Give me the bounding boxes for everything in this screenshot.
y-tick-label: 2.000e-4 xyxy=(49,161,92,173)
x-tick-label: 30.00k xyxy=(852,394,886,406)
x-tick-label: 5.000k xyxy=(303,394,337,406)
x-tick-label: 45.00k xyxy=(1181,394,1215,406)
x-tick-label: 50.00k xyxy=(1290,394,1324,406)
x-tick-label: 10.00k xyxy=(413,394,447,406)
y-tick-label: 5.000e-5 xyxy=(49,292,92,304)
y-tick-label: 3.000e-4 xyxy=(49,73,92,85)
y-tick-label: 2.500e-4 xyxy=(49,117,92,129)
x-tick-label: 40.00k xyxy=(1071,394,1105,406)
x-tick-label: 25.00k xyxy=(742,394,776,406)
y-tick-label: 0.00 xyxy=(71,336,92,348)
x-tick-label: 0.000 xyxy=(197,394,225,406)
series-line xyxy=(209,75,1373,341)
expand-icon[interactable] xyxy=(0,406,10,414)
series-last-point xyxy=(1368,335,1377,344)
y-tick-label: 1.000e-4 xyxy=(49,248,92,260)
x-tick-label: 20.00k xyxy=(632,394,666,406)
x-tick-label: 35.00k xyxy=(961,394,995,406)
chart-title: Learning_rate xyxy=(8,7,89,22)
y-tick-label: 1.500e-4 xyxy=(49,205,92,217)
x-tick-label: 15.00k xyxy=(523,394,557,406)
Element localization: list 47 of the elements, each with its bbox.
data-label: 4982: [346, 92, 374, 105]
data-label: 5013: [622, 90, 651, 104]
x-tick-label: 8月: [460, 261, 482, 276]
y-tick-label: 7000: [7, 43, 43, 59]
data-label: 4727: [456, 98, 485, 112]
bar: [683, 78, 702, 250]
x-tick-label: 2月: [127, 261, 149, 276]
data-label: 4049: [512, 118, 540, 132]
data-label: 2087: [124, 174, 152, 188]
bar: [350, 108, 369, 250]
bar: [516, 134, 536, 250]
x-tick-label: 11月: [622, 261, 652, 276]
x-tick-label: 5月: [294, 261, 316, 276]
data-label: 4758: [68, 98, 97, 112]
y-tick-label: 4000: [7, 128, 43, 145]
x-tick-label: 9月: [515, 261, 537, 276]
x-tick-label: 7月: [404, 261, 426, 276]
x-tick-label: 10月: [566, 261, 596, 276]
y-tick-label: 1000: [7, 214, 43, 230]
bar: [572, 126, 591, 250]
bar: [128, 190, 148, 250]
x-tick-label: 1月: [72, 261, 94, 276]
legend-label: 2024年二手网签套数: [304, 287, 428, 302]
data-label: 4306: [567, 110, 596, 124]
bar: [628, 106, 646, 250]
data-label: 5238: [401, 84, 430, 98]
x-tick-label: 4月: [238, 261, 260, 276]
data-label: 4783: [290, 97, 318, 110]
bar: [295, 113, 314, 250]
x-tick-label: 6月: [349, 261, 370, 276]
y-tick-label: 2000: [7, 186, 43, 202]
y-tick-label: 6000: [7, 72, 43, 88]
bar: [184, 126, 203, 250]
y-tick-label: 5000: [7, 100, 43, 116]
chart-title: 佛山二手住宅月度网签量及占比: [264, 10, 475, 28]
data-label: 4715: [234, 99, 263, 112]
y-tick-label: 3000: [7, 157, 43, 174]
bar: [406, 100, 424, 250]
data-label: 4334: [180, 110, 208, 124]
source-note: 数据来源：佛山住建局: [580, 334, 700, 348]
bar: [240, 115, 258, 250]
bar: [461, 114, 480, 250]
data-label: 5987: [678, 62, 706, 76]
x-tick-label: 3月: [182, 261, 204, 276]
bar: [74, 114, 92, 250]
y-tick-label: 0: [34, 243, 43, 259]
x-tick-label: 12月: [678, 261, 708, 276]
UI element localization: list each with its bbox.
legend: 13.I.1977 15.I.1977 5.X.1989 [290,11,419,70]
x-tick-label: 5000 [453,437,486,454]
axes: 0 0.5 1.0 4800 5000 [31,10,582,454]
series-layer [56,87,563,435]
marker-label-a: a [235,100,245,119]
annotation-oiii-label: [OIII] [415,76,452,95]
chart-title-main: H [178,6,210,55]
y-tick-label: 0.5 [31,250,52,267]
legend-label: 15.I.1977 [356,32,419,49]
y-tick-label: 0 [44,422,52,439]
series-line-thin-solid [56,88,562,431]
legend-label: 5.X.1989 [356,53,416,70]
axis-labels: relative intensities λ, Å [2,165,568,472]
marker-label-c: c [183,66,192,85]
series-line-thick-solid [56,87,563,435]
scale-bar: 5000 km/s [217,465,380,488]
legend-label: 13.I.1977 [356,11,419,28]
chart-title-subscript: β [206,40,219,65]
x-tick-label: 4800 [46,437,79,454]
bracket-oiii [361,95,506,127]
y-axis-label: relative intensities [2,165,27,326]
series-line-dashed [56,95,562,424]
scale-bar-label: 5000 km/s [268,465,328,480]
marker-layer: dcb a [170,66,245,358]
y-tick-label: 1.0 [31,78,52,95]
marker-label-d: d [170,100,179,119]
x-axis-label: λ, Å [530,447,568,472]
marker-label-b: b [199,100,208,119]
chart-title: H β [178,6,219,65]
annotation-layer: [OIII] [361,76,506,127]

══════════════════════════════

:: Task goal ::
In all the records, rename "legend-label" to "key-label" and leave every other line as it is.

:: Result of this task ::
Give me the bounding boxes for everything in this screenshot.
y-tick-label: 2.000e-4 xyxy=(49,161,92,173)
x-tick-label: 30.00k xyxy=(852,394,886,406)
x-tick-label: 5.000k xyxy=(303,394,337,406)
x-tick-label: 45.00k xyxy=(1181,394,1215,406)
x-tick-label: 50.00k xyxy=(1290,394,1324,406)
x-tick-label: 10.00k xyxy=(413,394,447,406)
y-tick-label: 5.000e-5 xyxy=(49,292,92,304)
y-tick-label: 3.000e-4 xyxy=(49,73,92,85)
y-tick-label: 2.500e-4 xyxy=(49,117,92,129)
x-tick-label: 40.00k xyxy=(1071,394,1105,406)
x-tick-label: 25.00k xyxy=(742,394,776,406)
y-tick-label: 0.00 xyxy=(71,336,92,348)
x-tick-label: 0.000 xyxy=(197,394,225,406)
series-line xyxy=(209,75,1373,341)
expand-icon[interactable] xyxy=(0,406,10,414)
series-last-point xyxy=(1368,335,1377,344)
y-tick-label: 1.000e-4 xyxy=(49,248,92,260)
x-tick-label: 20.00k xyxy=(632,394,666,406)
x-tick-label: 35.00k xyxy=(961,394,995,406)
chart-title: Learning_rate xyxy=(8,7,89,22)
y-tick-label: 1.500e-4 xyxy=(49,205,92,217)
x-tick-label: 15.00k xyxy=(523,394,557,406)
Element localization: list 47 of the elements, each with its bbox.
data-label: 4982: [346, 92, 374, 105]
data-label: 5013: [622, 90, 651, 104]
x-tick-label: 8月: [460, 261, 482, 276]
y-tick-label: 7000: [7, 43, 43, 59]
data-label: 4727: [456, 98, 485, 112]
bar: [683, 78, 702, 250]
x-tick-label: 2月: [127, 261, 149, 276]
data-label: 4049: [512, 118, 540, 132]
data-label: 2087: [124, 174, 152, 188]
bar: [350, 108, 369, 250]
bar: [516, 134, 536, 250]
x-tick-label: 11月: [622, 261, 652, 276]
x-tick-label: 5月: [294, 261, 316, 276]
data-label: 4758: [68, 98, 97, 112]
y-tick-label: 4000: [7, 128, 43, 145]
x-tick-label: 9月: [515, 261, 537, 276]
x-tick-label: 7月: [404, 261, 426, 276]
x-tick-label: 10月: [566, 261, 596, 276]
y-tick-label: 1000: [7, 214, 43, 230]
bar: [572, 126, 591, 250]
bar: [128, 190, 148, 250]
x-tick-label: 1月: [72, 261, 94, 276]
key-label: 2024年二手网签套数: [304, 287, 428, 302]
data-label: 4306: [567, 110, 596, 124]
bar: [628, 106, 646, 250]
data-label: 5238: [401, 84, 430, 98]
x-tick-label: 4月: [238, 261, 260, 276]
data-label: 4783: [290, 97, 318, 110]
bar: [295, 113, 314, 250]
x-tick-label: 6月: [349, 261, 370, 276]
y-tick-label: 2000: [7, 186, 43, 202]
y-tick-label: 6000: [7, 72, 43, 88]
bar: [184, 126, 203, 250]
y-tick-label: 5000: [7, 100, 43, 116]
chart-title: 佛山二手住宅月度网签量及占比: [264, 10, 475, 28]
data-label: 4715: [234, 99, 263, 112]
y-tick-label: 3000: [7, 157, 43, 174]
bar: [406, 100, 424, 250]
data-label: 4334: [180, 110, 208, 124]
source-note: 数据来源：佛山住建局: [580, 334, 700, 348]
bar: [240, 115, 258, 250]
bar: [461, 114, 480, 250]
data-label: 5987: [678, 62, 706, 76]
x-tick-label: 3月: [182, 261, 204, 276]
bar: [74, 114, 92, 250]
y-tick-label: 0: [34, 243, 43, 259]
x-tick-label: 12月: [678, 261, 708, 276]
UI element localization: list each with its bbox.
legend: 13.I.1977 15.I.1977 5.X.1989 [290,11,419,70]
x-tick-label: 5000 [453,437,486,454]
axes: 0 0.5 1.0 4800 5000 [31,10,582,454]
series-layer [56,87,563,435]
marker-label-a: a [235,100,245,119]
annotation-oiii-label: [OIII] [415,76,452,95]
chart-title-main: H [178,6,210,55]
y-tick-label: 0.5 [31,250,52,267]
key-label: 15.I.1977 [356,32,419,49]
y-tick-label: 0 [44,422,52,439]
series-line-thin-solid [56,88,562,431]
key-label: 5.X.1989 [356,53,416,70]
axis-labels: relative intensities λ, Å [2,165,568,472]
marker-label-c: c [183,66,192,85]
series-line-thick-solid [56,87,563,435]
scale-bar: 5000 km/s [217,465,380,488]
key-label: 13.I.1977 [356,11,419,28]
chart-title-subscript: β [206,40,219,65]
x-tick-label: 4800 [46,437,79,454]
bracket-oiii [361,95,506,127]
y-axis-label: relative intensities [2,165,27,326]
series-line-dashed [56,95,562,424]
scale-bar-label: 5000 km/s [268,465,328,480]
marker-layer: dcb a [170,66,245,358]
y-tick-label: 1.0 [31,78,52,95]
marker-label-d: d [170,100,179,119]
x-axis-label: λ, Å [530,447,568,472]
marker-label-b: b [199,100,208,119]
chart-title: H β [178,6,219,65]
annotation-layer: [OIII] [361,76,506,127]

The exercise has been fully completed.